> [Stored records]:
------------------------------------------------

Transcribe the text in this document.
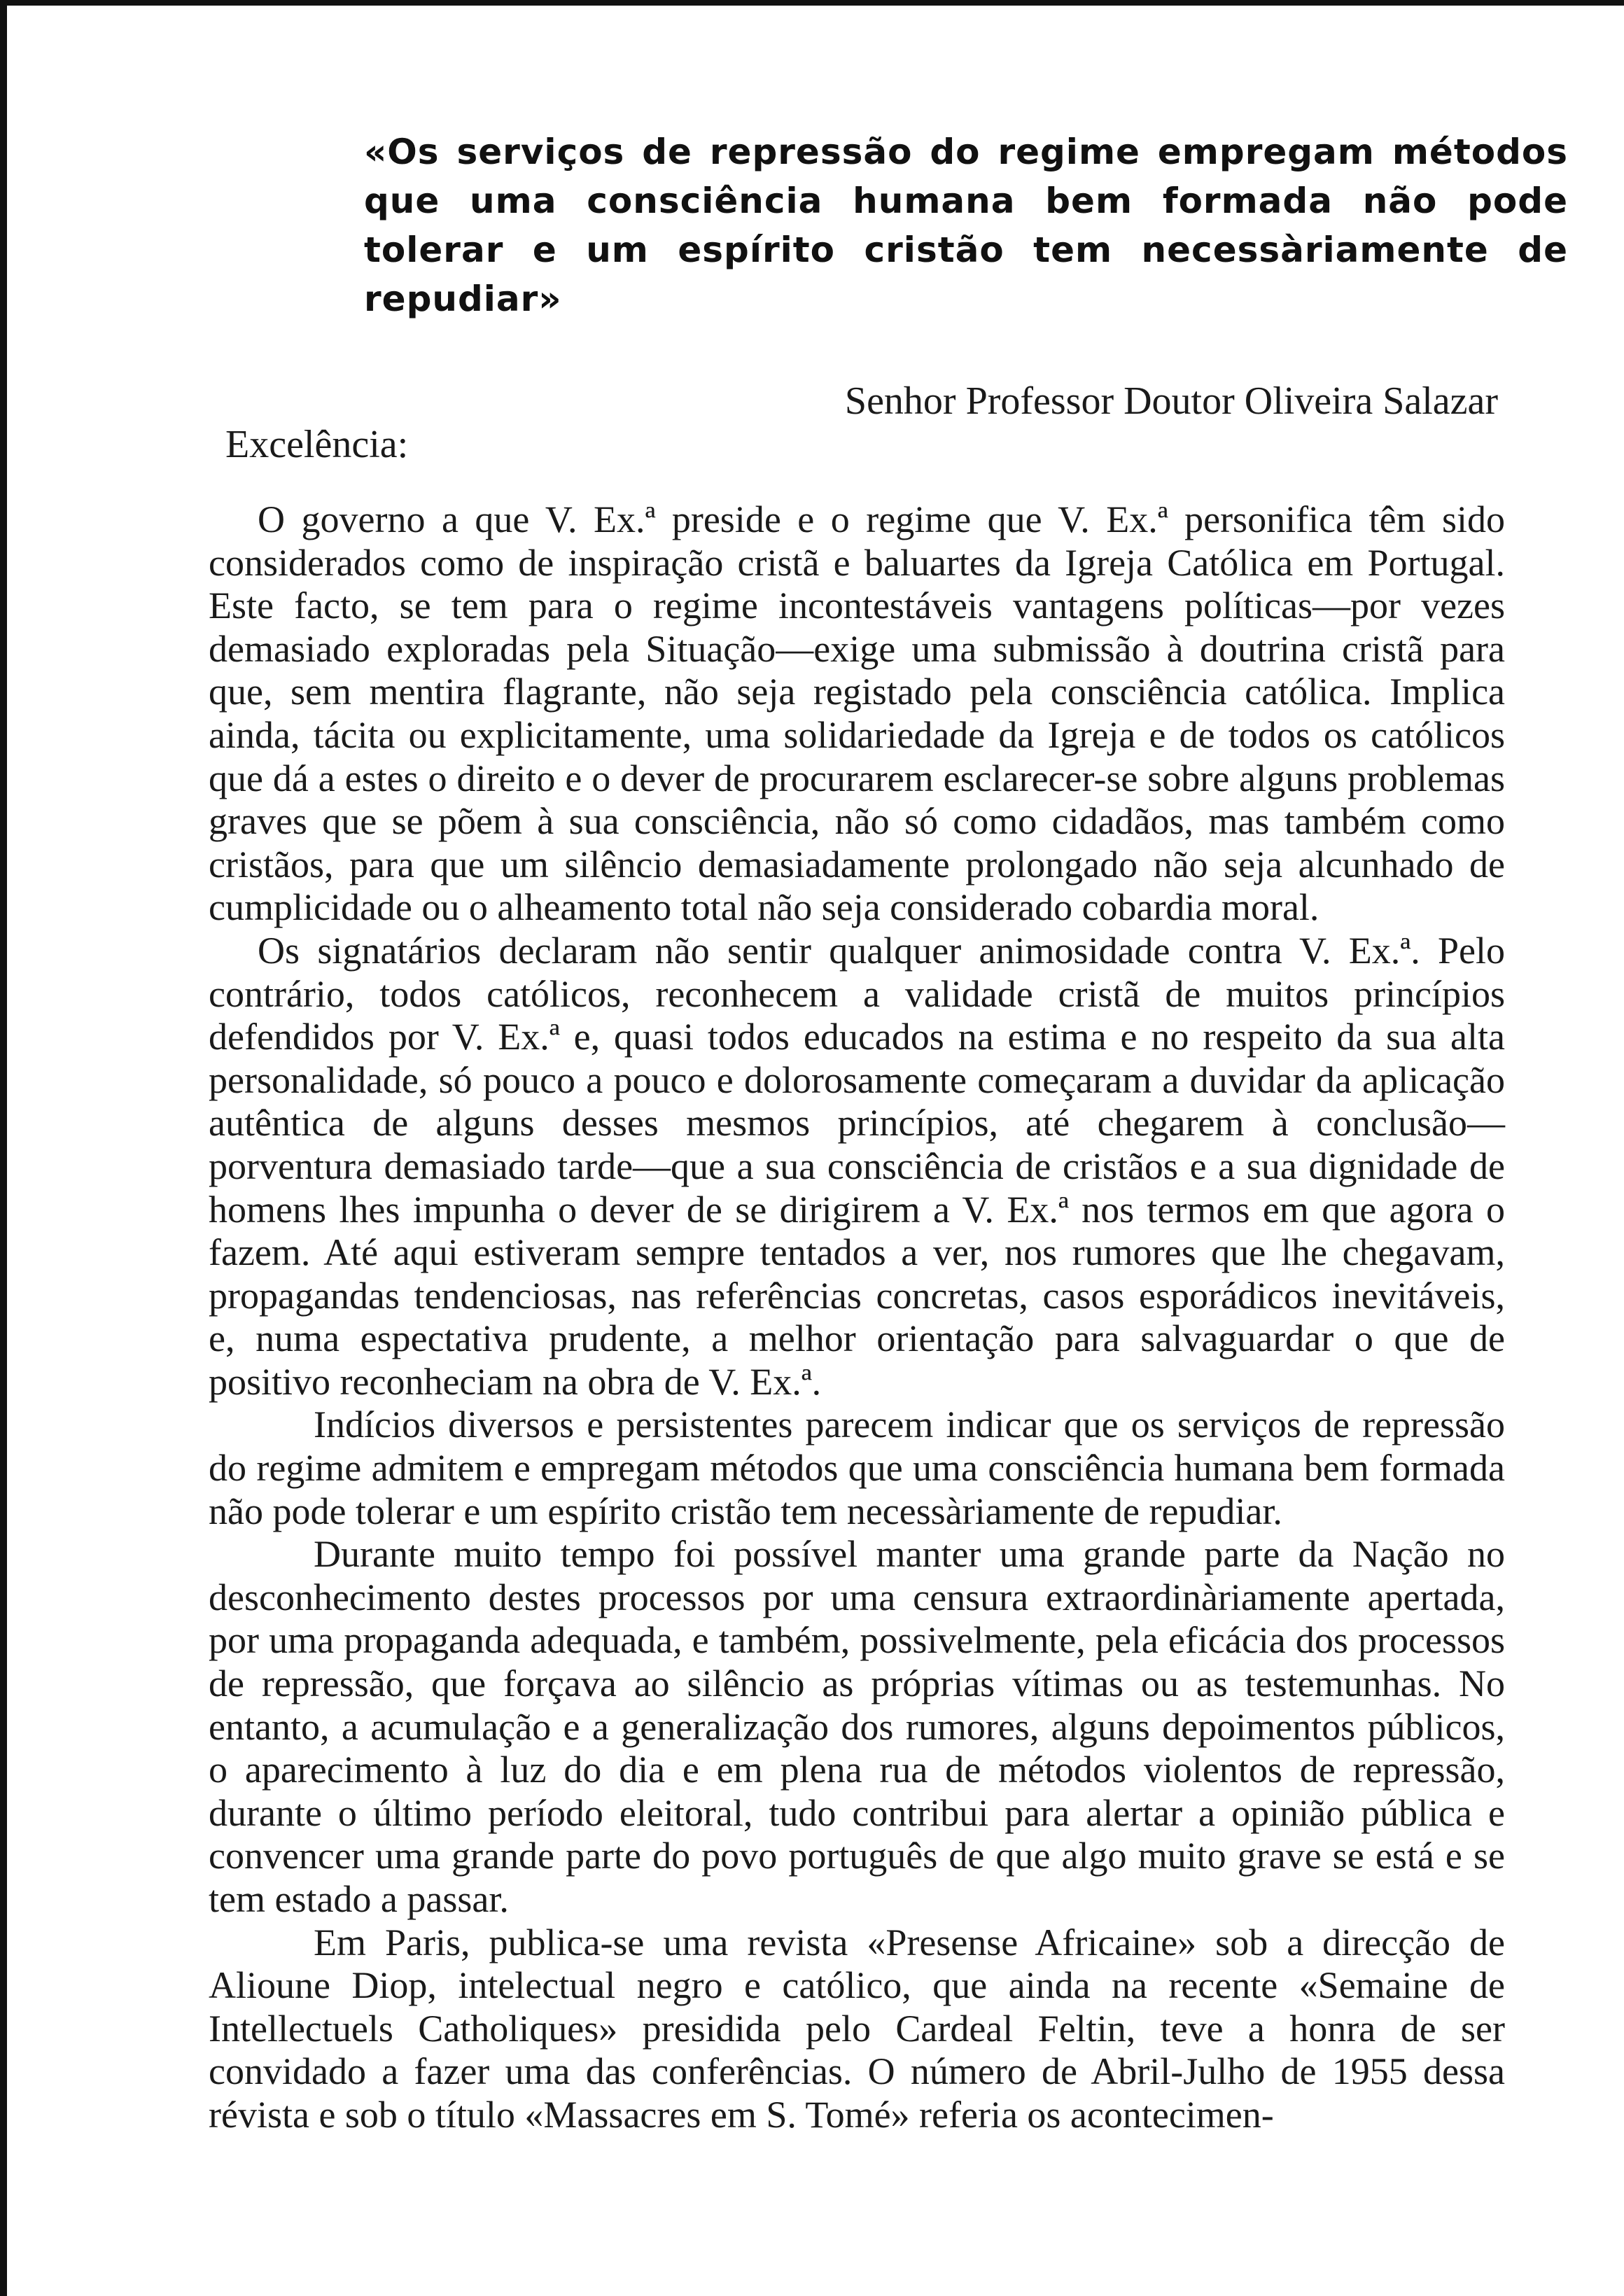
«Os serviços de repressão do regime empregam métodos que uma consciência humana bem formada não pode tolerar e um espírito cristão tem necessàriamente de repudiar»
Senhor Professor Doutor Oliveira Salazar
Excelência:

O governo a que V. Ex.ª preside e o regime que V. Ex.ª personifica têm sido considerados como de inspiração cristã e baluartes da Igreja Católica em Portugal. Este facto, se tem para o regime incontestáveis vantagens políticas—por vezes demasiado exploradas pela Situação—exige uma submissão à doutrina cristã para que, sem mentira flagrante, não seja registado pela consciência católica. Implica ainda, tácita ou explicitamente, uma solidariedade da Igreja e de todos os católicos que dá a estes o direito e o dever de procurarem esclarecer-se sobre alguns problemas graves que se põem à sua consciência, não só como cidadãos, mas também como cristãos, para que um silêncio demasiadamente prolongado não seja alcunhado de cumplicidade ou o alheamento total não seja considerado cobardia moral.

Os signatários declaram não sentir qualquer animosidade contra V. Ex.ª. Pelo contrário, todos católicos, reconhecem a validade cristã de muitos princípios defendidos por V. Ex.ª e, quasi todos educados na estima e no respeito da sua alta personalidade, só pouco a pouco e dolorosamente começaram a duvidar da aplicação autêntica de alguns desses mesmos princípios, até chegarem à conclusão—porventura demasiado tarde—que a sua consciência de cristãos e a sua dignidade de homens lhes impunha o dever de se dirigirem a V. Ex.ª nos termos em que agora o fazem. Até aqui estiveram sempre tentados a ver, nos rumores que lhe chegavam, propagandas tendenciosas, nas referências concretas, casos esporádicos inevitáveis, e, numa espectativa prudente, a melhor orientação para salvaguardar o que de positivo reconheciam na obra de V. Ex.ª.

Indícios diversos e persistentes parecem indicar que os serviços de repressão do regime admitem e empregam métodos que uma consciência humana bem formada não pode tolerar e um espírito cristão tem necessàriamente de repudiar.

Durante muito tempo foi possível manter uma grande parte da Nação no desconhecimento destes processos por uma censura extraordinàriamente apertada, por uma propaganda adequada, e também, possivelmente, pela eficácia dos processos de repressão, que forçava ao silêncio as próprias vítimas ou as testemunhas. No entanto, a acumulação e a generalização dos rumores, alguns depoimentos públicos, o aparecimento à luz do dia e em plena rua de métodos violentos de repressão, durante o último período eleitoral, tudo contribui para alertar a opinião pública e convencer uma grande parte do povo português de que algo muito grave se está e se tem estado a passar.

Em Paris, publica-se uma revista «Presense Africaine» sob a direcção de Alioune Diop, intelectual negro e católico, que ainda na recente «Semaine de Intellectuels Catholiques» presidida pelo Cardeal Feltin, teve a honra de ser convidado a fazer uma das conferências. O número de Abril-Julho de 1955 dessa révista e sob o título «Massacres em S. Tomé» referia os acontecimen-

------------------------------------------------

> [WRITTEN PROBLEM]: Copy the records word for word, leaving no picture in the copy.

> [OUTPUT FOR THIS TASK]:
Transcribe the text in this document.
«Os serviços de repressão do regime empregam métodos que uma consciência humana bem formada não pode tolerar e um espírito cristão tem necessàriamente de repudiar»
Senhor Professor Doutor Oliveira Salazar
Excelência:

O governo a que V. Ex.ª preside e o regime que V. Ex.ª personifica têm sido considerados como de inspiração cristã e baluartes da Igreja Católica em Portugal. Este facto, se tem para o regime incontestáveis vantagens políticas—por vezes demasiado exploradas pela Situação—exige uma submissão à doutrina cristã para que, sem mentira flagrante, não seja registado pela consciência católica. Implica ainda, tácita ou explicitamente, uma solidariedade da Igreja e de todos os católicos que dá a estes o direito e o dever de procurarem esclarecer-se sobre alguns problemas graves que se põem à sua consciência, não só como cidadãos, mas também como cristãos, para que um silêncio demasiadamente prolongado não seja alcunhado de cumplicidade ou o alheamento total não seja considerado cobardia moral.

Os signatários declaram não sentir qualquer animosidade contra V. Ex.ª. Pelo contrário, todos católicos, reconhecem a validade cristã de muitos princípios defendidos por V. Ex.ª e, quasi todos educados na estima e no respeito da sua alta personalidade, só pouco a pouco e dolorosamente começaram a duvidar da aplicação autêntica de alguns desses mesmos princípios, até chegarem à conclusão—porventura demasiado tarde—que a sua consciência de cristãos e a sua dignidade de homens lhes impunha o dever de se dirigirem a V. Ex.ª nos termos em que agora o fazem. Até aqui estiveram sempre tentados a ver, nos rumores que lhe chegavam, propagandas tendenciosas, nas referências concretas, casos esporádicos inevitáveis, e, numa espectativa prudente, a melhor orientação para salvaguardar o que de positivo reconheciam na obra de V. Ex.ª.

Indícios diversos e persistentes parecem indicar que os serviços de repressão do regime admitem e empregam métodos que uma consciência humana bem formada não pode tolerar e um espírito cristão tem necessàriamente de repudiar.

Durante muito tempo foi possível manter uma grande parte da Nação no desconhecimento destes processos por uma censura extraordinàriamente apertada, por uma propaganda adequada, e também, possivelmente, pela eficácia dos processos de repressão, que forçava ao silêncio as próprias vítimas ou as testemunhas. No entanto, a acumulação e a generalização dos rumores, alguns depoimentos públicos, o aparecimento à luz do dia e em plena rua de métodos violentos de repressão, durante o último período eleitoral, tudo contribui para alertar a opinião pública e convencer uma grande parte do povo português de que algo muito grave se está e se tem estado a passar.

Em Paris, publica-se uma revista «Presense Africaine» sob a direcção de Alioune Diop, intelectual negro e católico, que ainda na recente «Semaine de Intellectuels Catholiques» presidida pelo Cardeal Feltin, teve a honra de ser convidado a fazer uma das conferências. O número de Abril-Julho de 1955 dessa révista e sob o título «Massacres em S. Tomé» referia os acontecimen-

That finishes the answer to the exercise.